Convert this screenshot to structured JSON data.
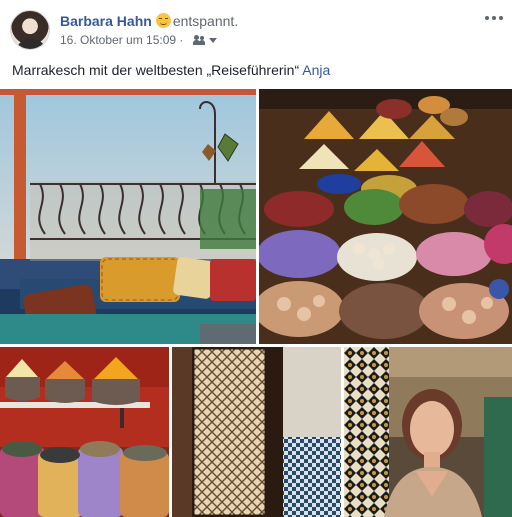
{
  "post": {
    "author": "Barbara Hahn",
    "feeling": "entspannt.",
    "feeling_icon": "relieved-face-icon",
    "timestamp": "16. Oktober um 15:09",
    "audience_icon": "friends-icon",
    "caption_text": "Marrakesch mit der weltbesten „Reiseführerin“",
    "mention": "Anja"
  },
  "photos": [
    {
      "subject": "rooftop-terrace-photo"
    },
    {
      "subject": "spice-market-bowls-photo"
    },
    {
      "subject": "spice-cones-on-shelf-photo"
    },
    {
      "subject": "carved-lattice-window-photo"
    },
    {
      "subject": "woman-portrait-photo"
    }
  ],
  "colors": {
    "link": "#365899",
    "meta": "#616770",
    "text": "#1d2129"
  }
}
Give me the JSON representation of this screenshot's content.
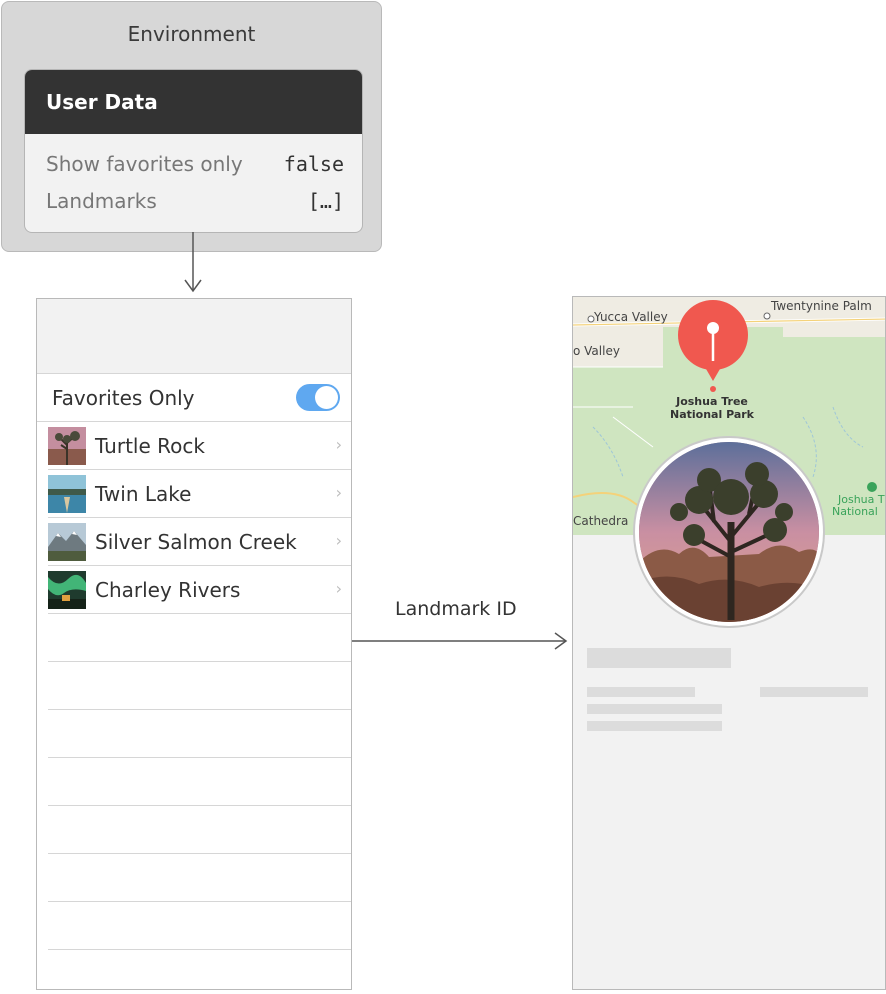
{
  "environment": {
    "title": "Environment",
    "user_data": {
      "title": "User Data",
      "rows": [
        {
          "label": "Show favorites only",
          "value": "false"
        },
        {
          "label": "Landmarks",
          "value": "[…]"
        }
      ]
    }
  },
  "list_view": {
    "toggle_label": "Favorites Only",
    "toggle_on": true,
    "items": [
      {
        "name": "Turtle Rock"
      },
      {
        "name": "Twin Lake"
      },
      {
        "name": "Silver Salmon Creek"
      },
      {
        "name": "Charley Rivers"
      }
    ],
    "chevron": "›"
  },
  "arrow_label": "Landmark ID",
  "detail_view": {
    "map_labels": {
      "yucca_valley": "Yucca Valley",
      "twentynine_palms": "Twentynine Palm",
      "valley": "o Valley",
      "cathedral": "Cathedra",
      "joshua_tree": "Joshua Tree",
      "national_park": "National Park",
      "joshua_right_1": "Joshua T",
      "joshua_right_2": "National"
    }
  },
  "colors": {
    "accent_toggle": "#5fa8f0",
    "header_dark": "#333333",
    "pin_red": "#f0584f"
  }
}
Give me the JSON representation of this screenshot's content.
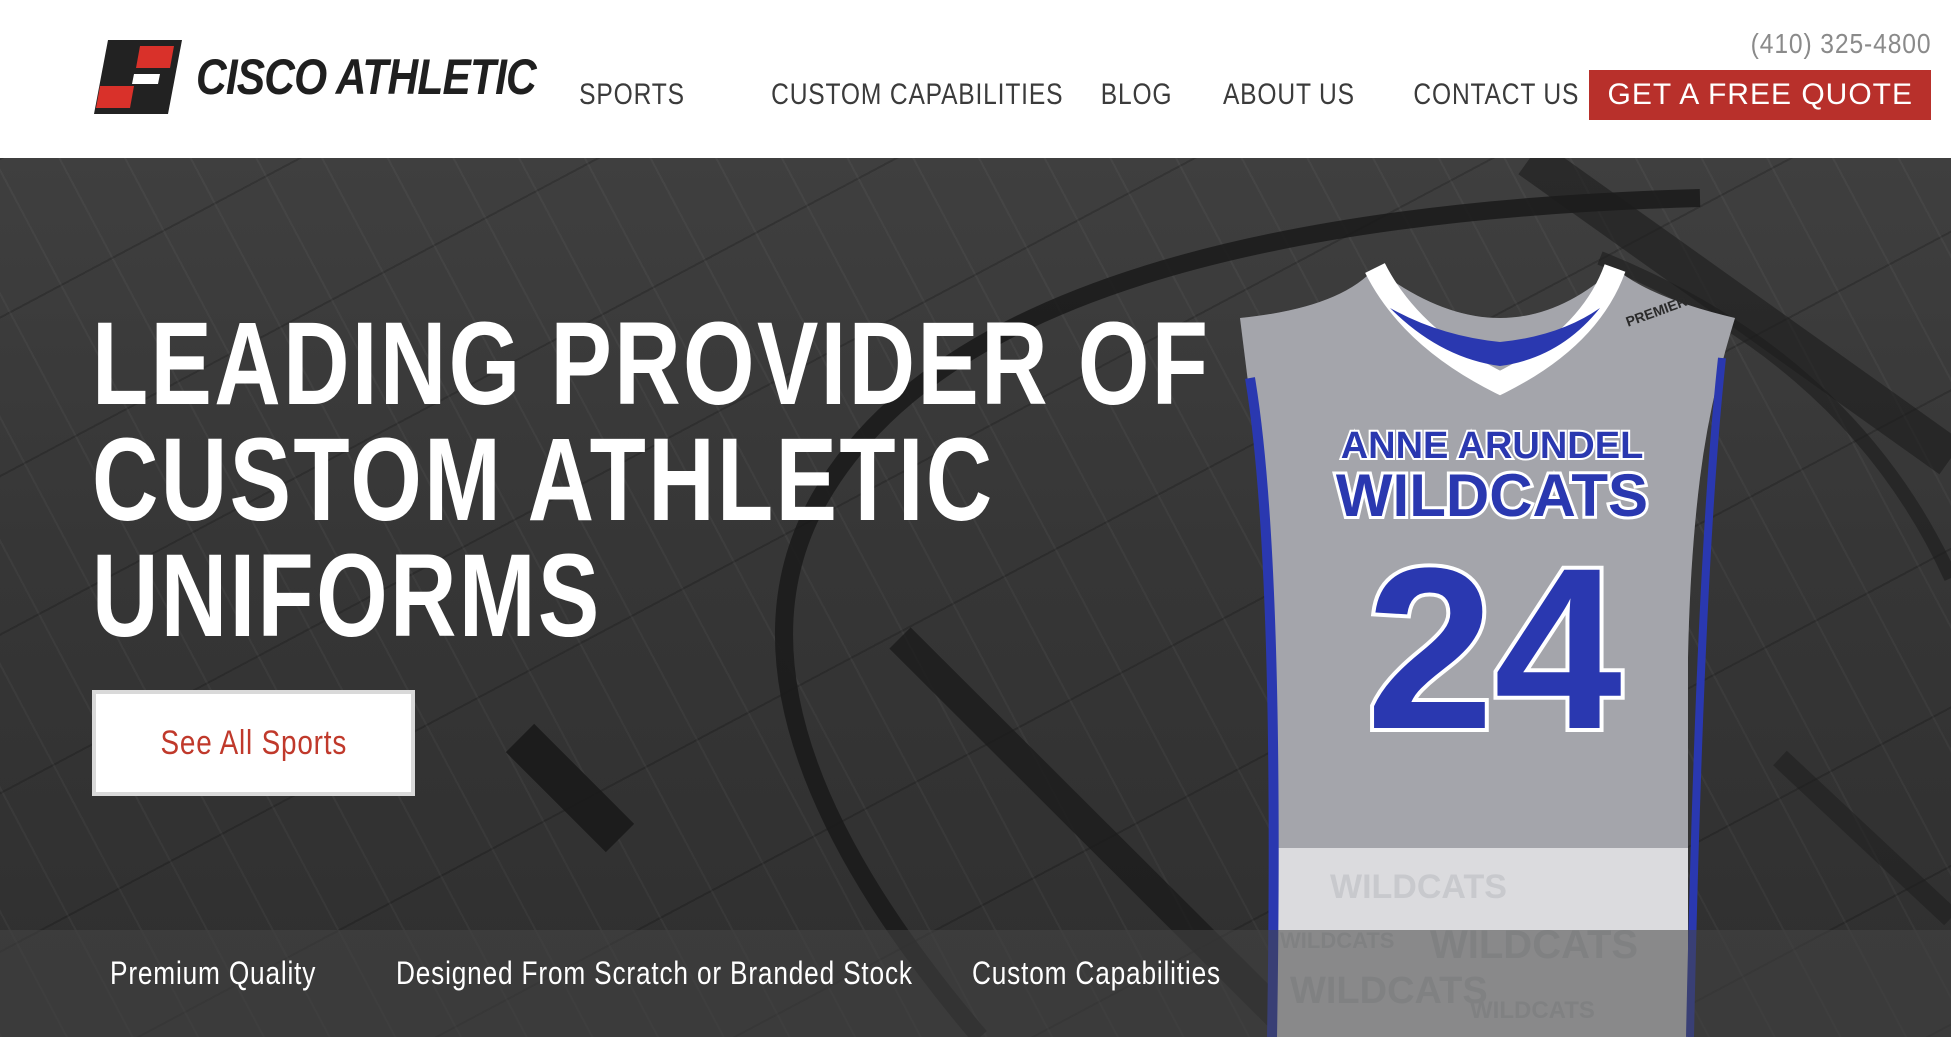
{
  "header": {
    "brand": "CISCO ATHLETIC",
    "phone": "(410) 325-4800",
    "nav": [
      "SPORTS",
      "CUSTOM CAPABILITIES",
      "BLOG",
      "ABOUT US",
      "CONTACT US"
    ],
    "quote_button": "GET A FREE QUOTE"
  },
  "hero": {
    "title_lines": [
      "LEADING PROVIDER OF",
      "CUSTOM ATHLETIC",
      "UNIFORMS"
    ],
    "cta_label": "See All Sports",
    "features": [
      "Premium Quality",
      "Designed From Scratch or Branded Stock",
      "Custom Capabilities"
    ],
    "jersey": {
      "team_line1": "ANNE ARUNDEL",
      "team_line2": "WILDCATS",
      "number": "24",
      "tag": "PREMIER",
      "pattern_word": "WILDCATS"
    }
  },
  "colors": {
    "brand_red": "#b8302b",
    "cta_text": "#c0392b",
    "nav_text": "#3b3b3b",
    "hero_bg": "#363636",
    "jersey_gray": "#a9aab0",
    "jersey_blue": "#2a38b0"
  }
}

....

→ DESCRIPTION OF THE TASK:
Find how many lines include the string "spice" and report that number alone.

→ RESULT OF THIS EXERCISE:
2